WRITTEN REQUEST
Collect each line of the records containing the string "jaki".
** START INPUT **
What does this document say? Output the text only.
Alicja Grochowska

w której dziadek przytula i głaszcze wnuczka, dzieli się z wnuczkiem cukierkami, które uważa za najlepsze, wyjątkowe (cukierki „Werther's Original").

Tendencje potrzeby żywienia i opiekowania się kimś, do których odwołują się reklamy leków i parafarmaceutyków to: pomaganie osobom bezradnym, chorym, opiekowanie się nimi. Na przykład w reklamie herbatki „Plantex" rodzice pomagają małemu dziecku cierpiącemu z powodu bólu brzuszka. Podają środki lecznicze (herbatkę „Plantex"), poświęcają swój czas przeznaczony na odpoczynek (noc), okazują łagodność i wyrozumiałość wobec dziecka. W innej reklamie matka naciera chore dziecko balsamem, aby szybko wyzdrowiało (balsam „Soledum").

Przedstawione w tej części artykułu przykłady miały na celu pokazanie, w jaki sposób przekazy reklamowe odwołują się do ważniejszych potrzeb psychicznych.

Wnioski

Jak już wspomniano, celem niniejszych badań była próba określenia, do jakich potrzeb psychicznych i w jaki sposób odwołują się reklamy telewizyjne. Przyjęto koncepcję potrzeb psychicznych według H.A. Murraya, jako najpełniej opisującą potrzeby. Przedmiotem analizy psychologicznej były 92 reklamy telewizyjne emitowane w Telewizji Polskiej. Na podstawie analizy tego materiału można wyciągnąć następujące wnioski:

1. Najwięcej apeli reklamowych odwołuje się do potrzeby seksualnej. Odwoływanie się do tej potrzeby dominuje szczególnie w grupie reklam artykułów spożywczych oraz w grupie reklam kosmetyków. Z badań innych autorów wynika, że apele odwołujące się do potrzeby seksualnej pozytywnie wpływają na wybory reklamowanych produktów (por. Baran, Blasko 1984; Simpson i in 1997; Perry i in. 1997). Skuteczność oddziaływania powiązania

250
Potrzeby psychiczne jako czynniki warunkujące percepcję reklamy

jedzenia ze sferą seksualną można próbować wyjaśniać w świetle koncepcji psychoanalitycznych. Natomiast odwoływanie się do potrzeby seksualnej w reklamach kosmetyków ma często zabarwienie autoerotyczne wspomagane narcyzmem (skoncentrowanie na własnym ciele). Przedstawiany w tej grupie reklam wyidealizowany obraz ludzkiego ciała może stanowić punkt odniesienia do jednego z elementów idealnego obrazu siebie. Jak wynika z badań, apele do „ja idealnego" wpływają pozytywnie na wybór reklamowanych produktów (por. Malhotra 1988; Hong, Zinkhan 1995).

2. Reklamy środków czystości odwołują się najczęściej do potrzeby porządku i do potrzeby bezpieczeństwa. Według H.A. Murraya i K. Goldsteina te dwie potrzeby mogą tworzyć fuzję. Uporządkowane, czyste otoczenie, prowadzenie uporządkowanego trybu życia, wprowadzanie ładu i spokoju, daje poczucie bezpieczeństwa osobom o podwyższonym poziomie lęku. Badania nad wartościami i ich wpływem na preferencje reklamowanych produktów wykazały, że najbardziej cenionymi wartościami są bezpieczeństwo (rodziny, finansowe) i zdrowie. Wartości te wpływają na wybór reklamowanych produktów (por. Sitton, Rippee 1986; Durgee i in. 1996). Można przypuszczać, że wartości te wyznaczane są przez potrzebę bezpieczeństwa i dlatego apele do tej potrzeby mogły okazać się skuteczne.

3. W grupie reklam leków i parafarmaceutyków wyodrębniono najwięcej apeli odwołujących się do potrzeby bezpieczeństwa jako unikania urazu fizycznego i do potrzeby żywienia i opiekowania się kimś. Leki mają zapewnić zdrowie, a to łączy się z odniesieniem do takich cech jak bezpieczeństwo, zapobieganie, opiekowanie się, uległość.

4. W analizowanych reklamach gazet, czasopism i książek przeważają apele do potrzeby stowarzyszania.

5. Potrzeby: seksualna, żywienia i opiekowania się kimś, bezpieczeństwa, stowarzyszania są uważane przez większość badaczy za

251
** END INPUT **
THE SOLUTION
Przedstawione w tej części artykułu przykłady miały na celu pokazanie, w jaki sposób przekazy reklamowe odwołują się do ważniejszych potrzeb psychicznych.
Jak już wspomniano, celem niniejszych badań była próba określenia, do jakich potrzeb psychicznych i w jaki sposób odwołują się reklamy telewizyjne. Przyjęto koncepcję potrzeb psychicznych według H.A. Murraya, jako najpełniej opisującą potrzeby. Przedmiotem analizy psychologicznej były 92 reklamy telewizyjne emitowane w Telewizji Polskiej. Na podstawie analizy tego materiału można wyciągnąć następujące wnioski:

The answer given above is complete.